## START
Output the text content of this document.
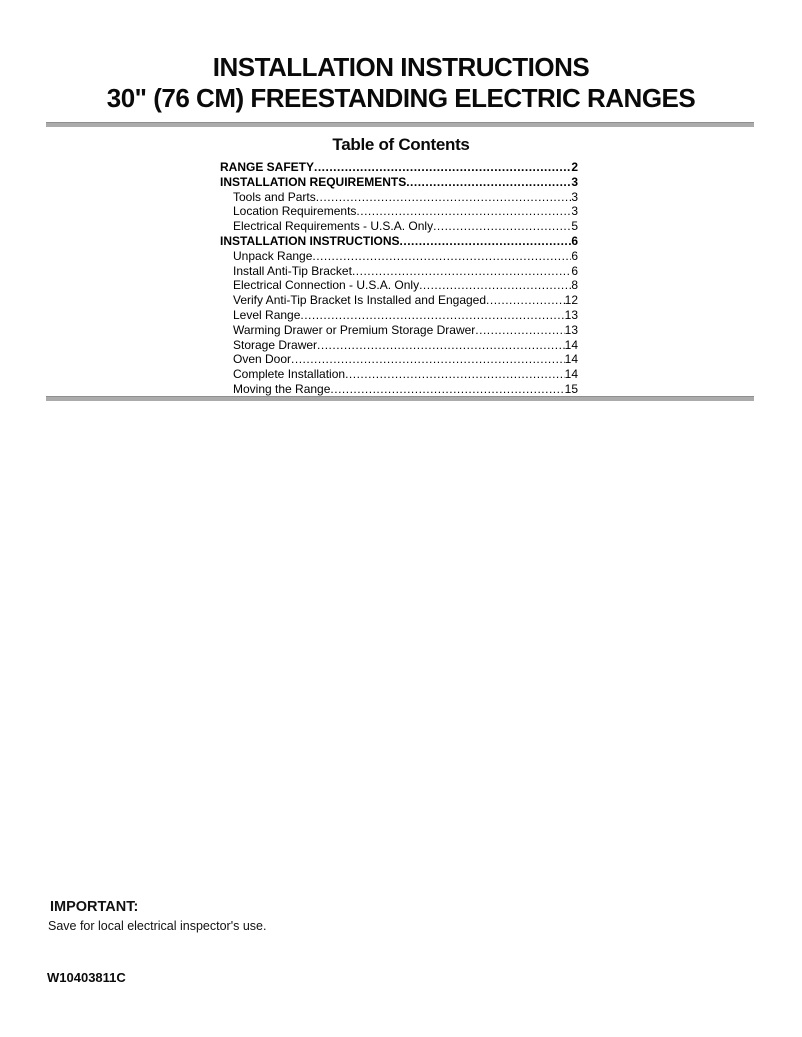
INSTALLATION INSTRUCTIONS
30" (76 CM) FREESTANDING ELECTRIC RANGES
Table of Contents
RANGE SAFETY .....	2
INSTALLATION REQUIREMENTS .....	3
Tools and Parts .....	3
Location Requirements .....	3
Electrical Requirements - U.S.A. Only .....	5
INSTALLATION INSTRUCTIONS .....	6
Unpack Range .....	6
Install Anti-Tip Bracket .....	6
Electrical Connection - U.S.A. Only .....	8
Verify Anti-Tip Bracket Is Installed and Engaged .....	12
Level Range .....	13
Warming Drawer or Premium Storage Drawer .....	13
Storage Drawer .....	14
Oven Door .....	14
Complete Installation .....	14
Moving the Range .....	15
IMPORTANT:
Save for local electrical inspector's use.
W10403811C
## END
- PROBLEM REQUIREMENTS -
Will you restate every entry word for word and omit the images?

- WRITTEN ANSWER -
Output the text content of this document.
INSTALLATION INSTRUCTIONS
30" (76 CM) FREESTANDING ELECTRIC RANGES
Table of Contents
RANGE SAFETY .....	2
INSTALLATION REQUIREMENTS .....	3
Tools and Parts .....	3
Location Requirements .....	3
Electrical Requirements - U.S.A. Only .....	5
INSTALLATION INSTRUCTIONS .....	6
Unpack Range .....	6
Install Anti-Tip Bracket .....	6
Electrical Connection - U.S.A. Only .....	8
Verify Anti-Tip Bracket Is Installed and Engaged .....	12
Level Range .....	13
Warming Drawer or Premium Storage Drawer .....	13
Storage Drawer .....	14
Oven Door .....	14
Complete Installation .....	14
Moving the Range .....	15
IMPORTANT:
Save for local electrical inspector's use.
W10403811C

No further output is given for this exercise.